→ **PROBLEM TO WORK ON**: From the listing below, tally the lines that include "View". Return only the total.

▬▬▬▬▬▬

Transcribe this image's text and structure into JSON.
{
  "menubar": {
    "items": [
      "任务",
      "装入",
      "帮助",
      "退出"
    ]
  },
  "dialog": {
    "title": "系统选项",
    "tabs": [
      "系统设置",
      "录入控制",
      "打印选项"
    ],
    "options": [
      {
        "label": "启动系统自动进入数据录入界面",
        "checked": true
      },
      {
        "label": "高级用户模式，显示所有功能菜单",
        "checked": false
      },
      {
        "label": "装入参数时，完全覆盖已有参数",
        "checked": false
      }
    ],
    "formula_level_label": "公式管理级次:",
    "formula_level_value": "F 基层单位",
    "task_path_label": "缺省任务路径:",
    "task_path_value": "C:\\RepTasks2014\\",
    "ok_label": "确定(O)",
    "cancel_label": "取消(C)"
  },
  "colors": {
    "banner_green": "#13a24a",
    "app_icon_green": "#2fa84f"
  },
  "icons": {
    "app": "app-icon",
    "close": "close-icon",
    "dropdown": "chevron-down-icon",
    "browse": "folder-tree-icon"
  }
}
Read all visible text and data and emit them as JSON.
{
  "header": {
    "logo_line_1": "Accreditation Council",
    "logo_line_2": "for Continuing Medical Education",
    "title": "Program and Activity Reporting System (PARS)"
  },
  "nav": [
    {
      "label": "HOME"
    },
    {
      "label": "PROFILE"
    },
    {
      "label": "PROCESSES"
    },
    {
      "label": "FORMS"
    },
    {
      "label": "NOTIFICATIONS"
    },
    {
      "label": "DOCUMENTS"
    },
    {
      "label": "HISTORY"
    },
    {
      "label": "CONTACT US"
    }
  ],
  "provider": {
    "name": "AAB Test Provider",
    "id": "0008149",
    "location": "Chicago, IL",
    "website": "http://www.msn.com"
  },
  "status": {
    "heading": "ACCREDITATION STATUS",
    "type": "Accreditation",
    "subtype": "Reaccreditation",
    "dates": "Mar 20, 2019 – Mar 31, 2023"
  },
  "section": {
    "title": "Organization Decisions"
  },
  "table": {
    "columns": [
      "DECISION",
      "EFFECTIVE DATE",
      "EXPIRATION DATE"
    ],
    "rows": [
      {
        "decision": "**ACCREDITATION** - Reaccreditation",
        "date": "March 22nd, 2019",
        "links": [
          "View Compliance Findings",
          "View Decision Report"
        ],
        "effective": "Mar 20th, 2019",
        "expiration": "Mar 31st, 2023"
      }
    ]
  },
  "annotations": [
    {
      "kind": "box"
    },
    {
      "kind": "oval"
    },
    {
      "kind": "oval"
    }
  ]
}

▬▬▬▬▬▬

→ **FINAL RESULT**: 2